WHAT YOU SHOULD DO: Scan the data below and pick out the lines containing the word "kullanmadan".
* * *
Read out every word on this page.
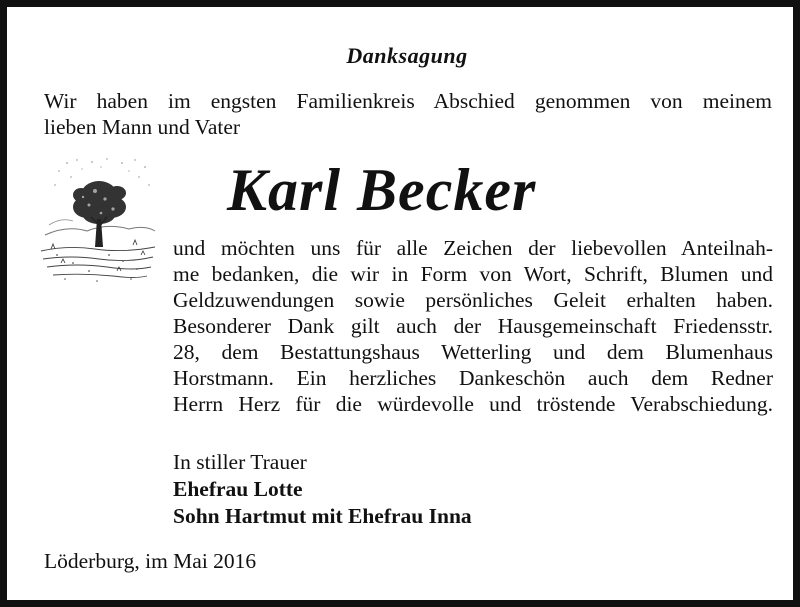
Danksagung
Wir haben im engsten Familienkreis Abschied genommen von meinem
lieben Mann und Vater
Karl Becker
und möchten uns für alle Zeichen der liebevollen Anteilnah-
me bedanken, die wir in Form von Wort, Schrift, Blumen und
Geldzuwendungen sowie persönliches Geleit erhalten haben.
Besonderer Dank gilt auch der Hausgemeinschaft Friedensstr.
28, dem Bestattungshaus Wetterling und dem Blumenhaus
Horstmann. Ein herzliches Dankeschön auch dem Redner
Herrn Herz für die würdevolle und tröstende Verabschiedung.
In stiller Trauer
Ehefrau Lotte
Sohn Hartmut mit Ehefrau Inna
Löderburg, im Mai 2016
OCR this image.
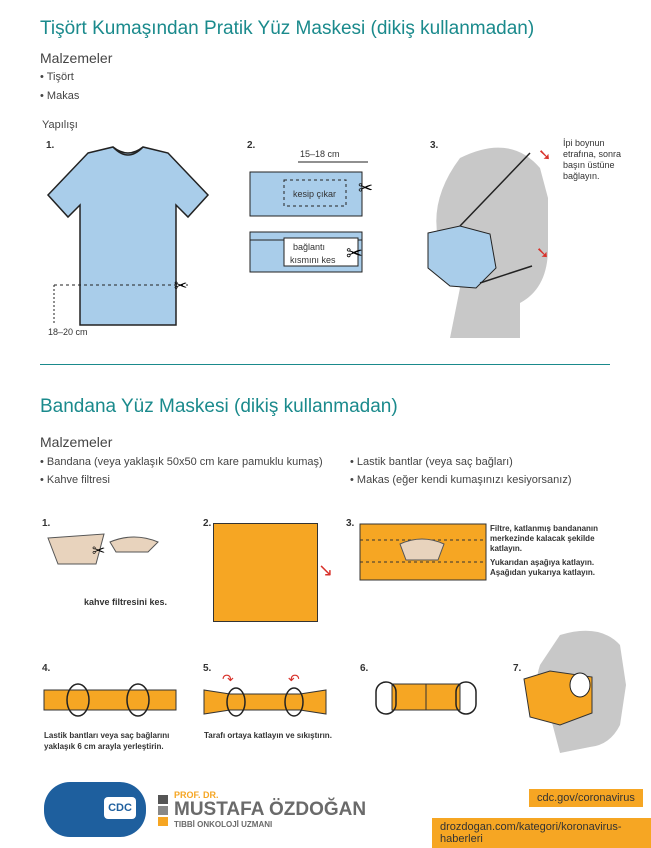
Tişört Kumaşından Pratik Yüz Maskesi (dikiş kullanmadan)
Malzemeler
• Tişört
• Makas
Yapılışı
1.
✂
18–20 cm
2.
15–18 cm
✂
✂
kesip çıkar
bağlantı
kısmını kes
3.	➘
➘
İpi boynun
etrafına, sonra
başın üstüne
bağlayın.
Bandana Yüz Maskesi (dikiş kullanmadan)
Malzemeler
• Bandana (veya yaklaşık 50x50 cm kare pamuklu kumaş)
• Kahve filtresi
• Lastik bantlar (veya saç bağları)
• Makas (eğer kendi kumaşınızı kesiyorsanız)
1.
✂
kahve filtresini kes.
2.
↘
3.	Filtre, katlanmış bandananın
merkezinde kalacak şekilde
katlayın.
Yukarıdan aşağıya katlayın.
Aşağıdan yukarıya katlayın.
4.
Lastik bantları veya saç bağlarını
yaklaşık 6 cm arayla yerleştirin.
5.
↷	↶
Tarafı ortaya katlayın ve sıkıştırın.
6.	7.
CDC
PROF. DR.
MUSTAFA ÖZDOĞAN
TIBBİ ONKOLOJİ UZMANI
cdc.gov/coronavirus
drozdogan.com/kategori/koronavirus-haberleri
* * *
OUTPUT OF THE TASK:
Tişört Kumaşından Pratik Yüz Maskesi (dikiş kullanmadan)
Bandana Yüz Maskesi (dikiş kullanmadan)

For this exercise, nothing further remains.